-- Start MATERIAL FOR THIS TASK --
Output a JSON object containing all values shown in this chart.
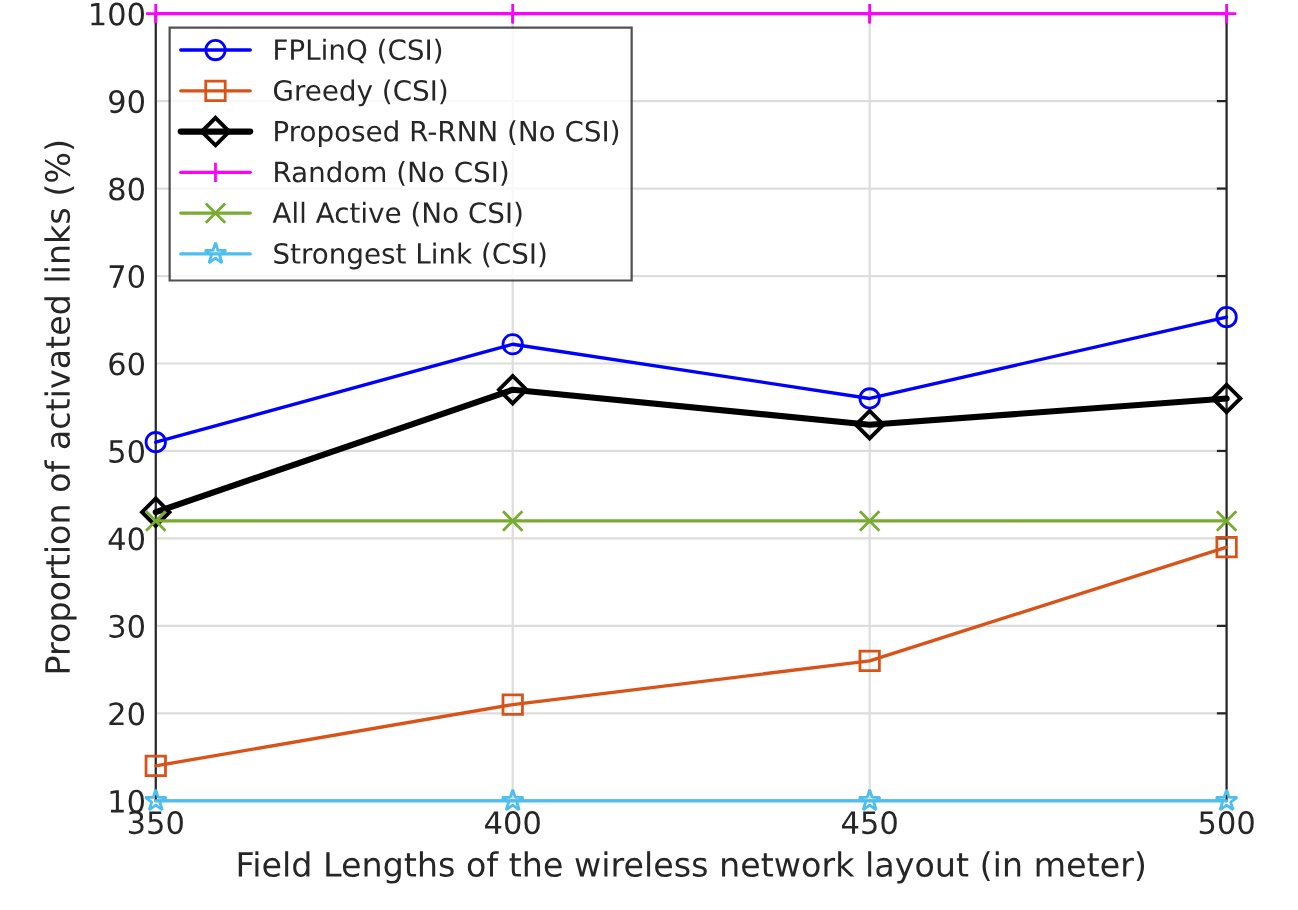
{
  "chart_data": {
    "type": "line",
    "xlabel": "Field Lengths of the wireless network layout (in meter)",
    "ylabel": "Proportion of activated links (%)",
    "x": [
      350,
      400,
      450,
      500
    ],
    "series": [
      {
        "name": "FPLinQ (CSI)",
        "color": "#0000ff",
        "marker": "circle",
        "values": [
          51,
          62.2,
          56,
          65.3
        ]
      },
      {
        "name": "Greedy (CSI)",
        "color": "#d95319",
        "marker": "square",
        "values": [
          14,
          21,
          26,
          39
        ]
      },
      {
        "name": "Proposed R-RNN (No CSI)",
        "color": "#000000",
        "marker": "diamond",
        "values": [
          43,
          57,
          53,
          56
        ]
      },
      {
        "name": "Random (No CSI)",
        "color": "#ff00ff",
        "marker": "plus",
        "values": [
          100,
          100,
          100,
          100
        ]
      },
      {
        "name": "All Active (No CSI)",
        "color": "#77ac30",
        "marker": "cross",
        "values": [
          42,
          42,
          42,
          42
        ]
      },
      {
        "name": "Strongest Link (CSI)",
        "color": "#4dbeee",
        "marker": "star",
        "values": [
          10,
          10,
          10,
          10
        ]
      }
    ],
    "xlim": [
      350,
      500
    ],
    "xticks": [
      350,
      400,
      450,
      500
    ],
    "ylim": [
      10,
      100
    ],
    "yticks": [
      10,
      20,
      30,
      40,
      50,
      60,
      70,
      80,
      90,
      100
    ],
    "grid": true,
    "legend": "top left",
    "line_style": "solid"
  }
}
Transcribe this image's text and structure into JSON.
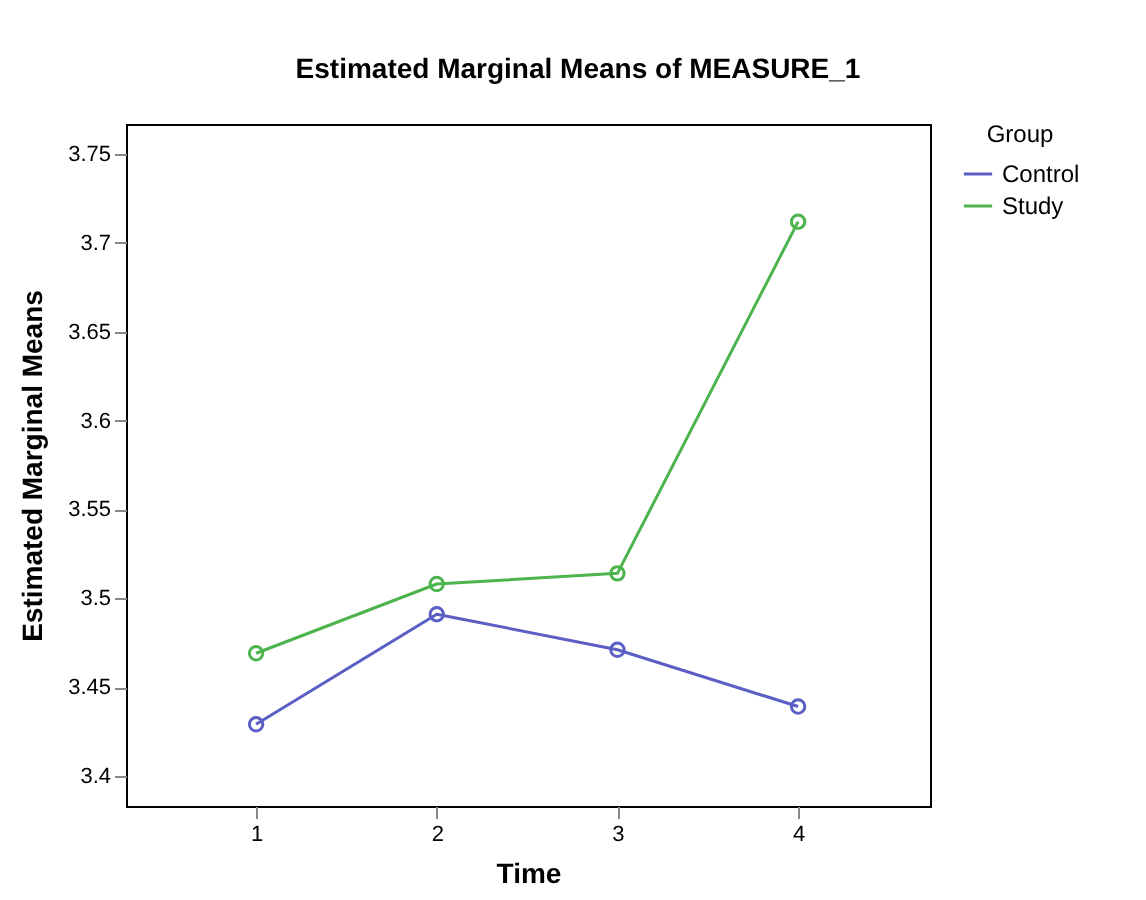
{
  "chart_data": {
    "type": "line",
    "title": "Estimated Marginal Means of MEASURE_1",
    "xlabel": "Time",
    "ylabel": "Estimated Marginal Means",
    "legend_title": "Group",
    "categories": [
      "1",
      "2",
      "3",
      "4"
    ],
    "series": [
      {
        "name": "Control",
        "color": "#5b5fc4",
        "values": [
          3.429,
          3.491,
          3.471,
          3.439
        ]
      },
      {
        "name": "Study",
        "color": "#4db44d",
        "values": [
          3.469,
          3.508,
          3.514,
          3.712
        ]
      }
    ],
    "ylim": [
      3.383,
      3.767
    ],
    "yticks": [
      3.4,
      3.45,
      3.5,
      3.55,
      3.6,
      3.65,
      3.7,
      3.75
    ],
    "marker": "circle",
    "line_style": "solid",
    "legend": "top right"
  }
}
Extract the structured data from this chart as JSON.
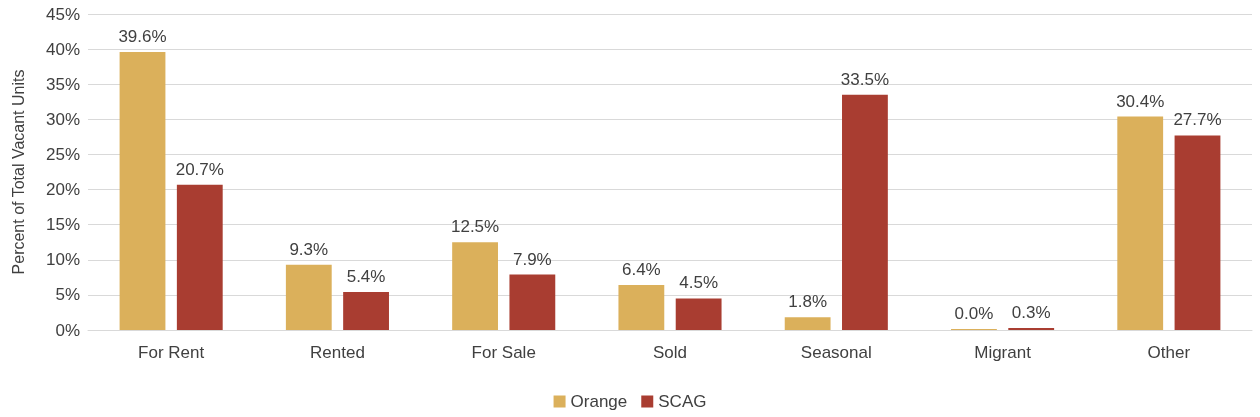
{
  "chart_data": {
    "type": "bar",
    "ylabel": "Percent of Total Vacant Units",
    "categories": [
      "For Rent",
      "Rented",
      "For Sale",
      "Sold",
      "Seasonal",
      "Migrant",
      "Other"
    ],
    "series": [
      {
        "name": "Orange",
        "color": "#dbb05b",
        "values": [
          39.6,
          9.3,
          12.5,
          6.4,
          1.8,
          0.0,
          30.4
        ],
        "value_labels": [
          "39.6%",
          "9.3%",
          "12.5%",
          "6.4%",
          "1.8%",
          "0.0%",
          "30.4%"
        ]
      },
      {
        "name": "SCAG",
        "color": "#a93d31",
        "values": [
          20.7,
          5.4,
          7.9,
          4.5,
          33.5,
          0.3,
          27.7
        ],
        "value_labels": [
          "20.7%",
          "5.4%",
          "7.9%",
          "4.5%",
          "33.5%",
          "0.3%",
          "27.7%"
        ]
      }
    ],
    "ylim": [
      0,
      45
    ],
    "yticks": [
      {
        "value": 0,
        "label": "0%"
      },
      {
        "value": 5,
        "label": "5%"
      },
      {
        "value": 10,
        "label": "10%"
      },
      {
        "value": 15,
        "label": "15%"
      },
      {
        "value": 20,
        "label": "20%"
      },
      {
        "value": 25,
        "label": "25%"
      },
      {
        "value": 30,
        "label": "30%"
      },
      {
        "value": 35,
        "label": "35%"
      },
      {
        "value": 40,
        "label": "40%"
      },
      {
        "value": 45,
        "label": "45%"
      }
    ],
    "grid": "y",
    "legend": "bottom"
  }
}
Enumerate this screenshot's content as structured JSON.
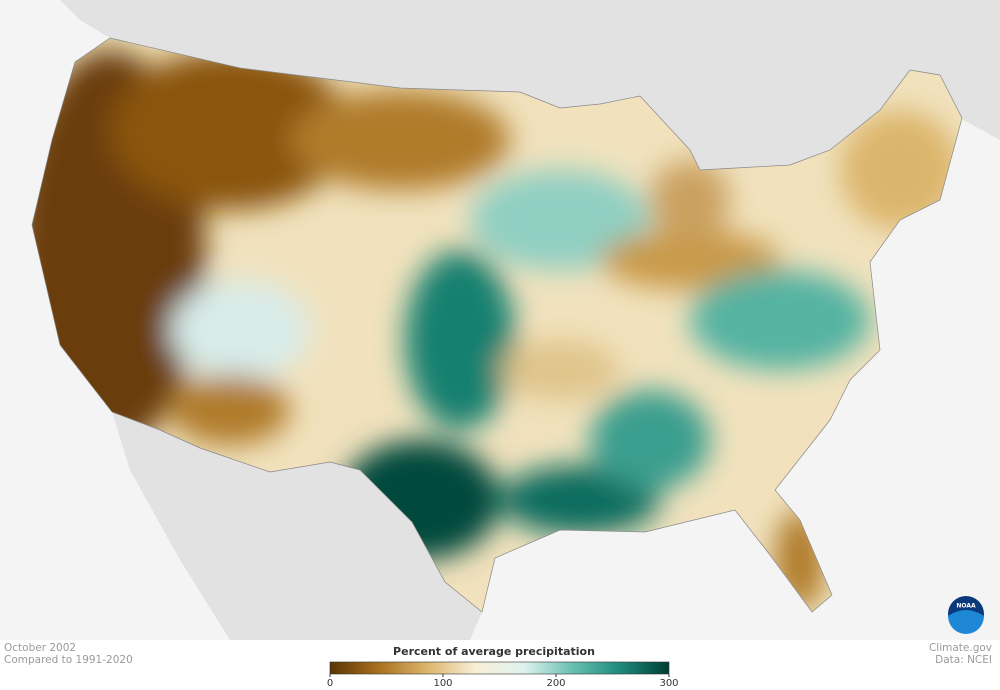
{
  "map": {
    "period": "October 2002",
    "baseline": "Compared to 1991-2020",
    "credit": "Climate.gov",
    "source": "Data: NCEI",
    "logo": "NOAA"
  },
  "legend": {
    "title": "Percent of average precipitation",
    "range": [
      0,
      300
    ],
    "ticks": [
      0,
      100,
      200,
      300
    ],
    "colors": [
      "#5a3306",
      "#a8701e",
      "#dcb56c",
      "#f8efd6",
      "#dff2ef",
      "#69c0b0",
      "#1d8a7c",
      "#003c32"
    ]
  }
}
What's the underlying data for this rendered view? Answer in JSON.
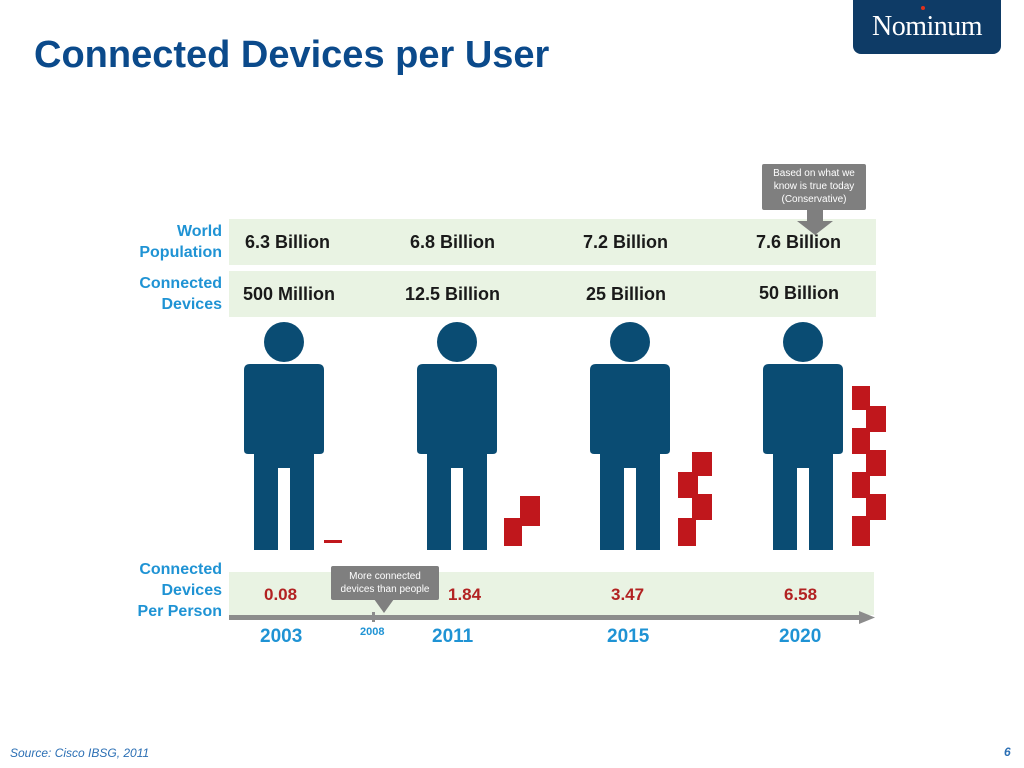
-- End MATERIAL FOR THIS TASK --
- [DESCRIPTION OF THE TASK] Sift through the entries and copy every line with "Percent".

- [COMPLETE RESPONSE]
    "ylabel": "Percent of Total Vacant Units",
    "title": "Percent of average precipitation",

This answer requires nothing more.